==== Provided information ====

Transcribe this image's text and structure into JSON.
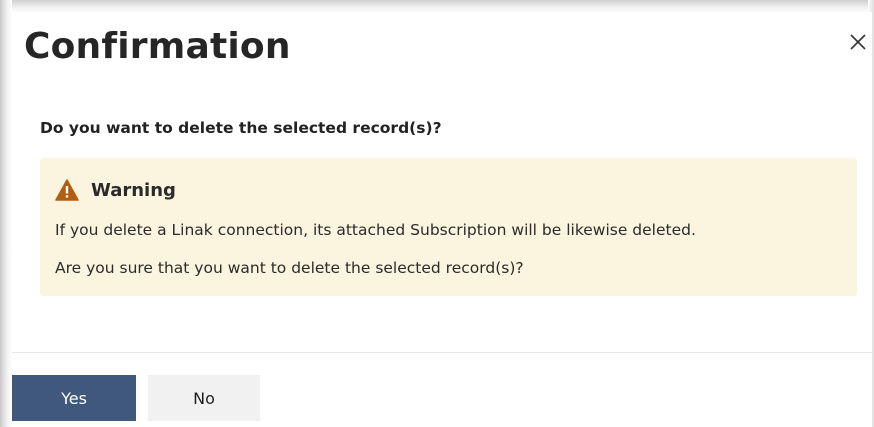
{
  "dialog": {
    "title": "Confirmation",
    "close_icon": "close-icon",
    "question": "Do you want to delete the selected record(s)?",
    "warning": {
      "icon": "warning-triangle-icon",
      "title": "Warning",
      "lines": [
        "If you delete a Linak connection, its attached Subscription will be likewise deleted.",
        "Are you sure that you want to delete the selected record(s)?"
      ]
    },
    "buttons": {
      "yes_label": "Yes",
      "no_label": "No"
    }
  },
  "colors": {
    "primary_button": "#3f587c",
    "secondary_button": "#f1f1f1",
    "warning_background": "#fbf4de",
    "warning_icon": "#b15e12"
  }
}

====

[Exercise description] Gather from the data above every line with the string "delete".

[Result for this task]
    "question": "Do you want to delete the selected record(s)?",
        "If you delete a Linak connection, its attached Subscription will be likewise deleted.",
        "Are you sure that you want to delete the selected record(s)?"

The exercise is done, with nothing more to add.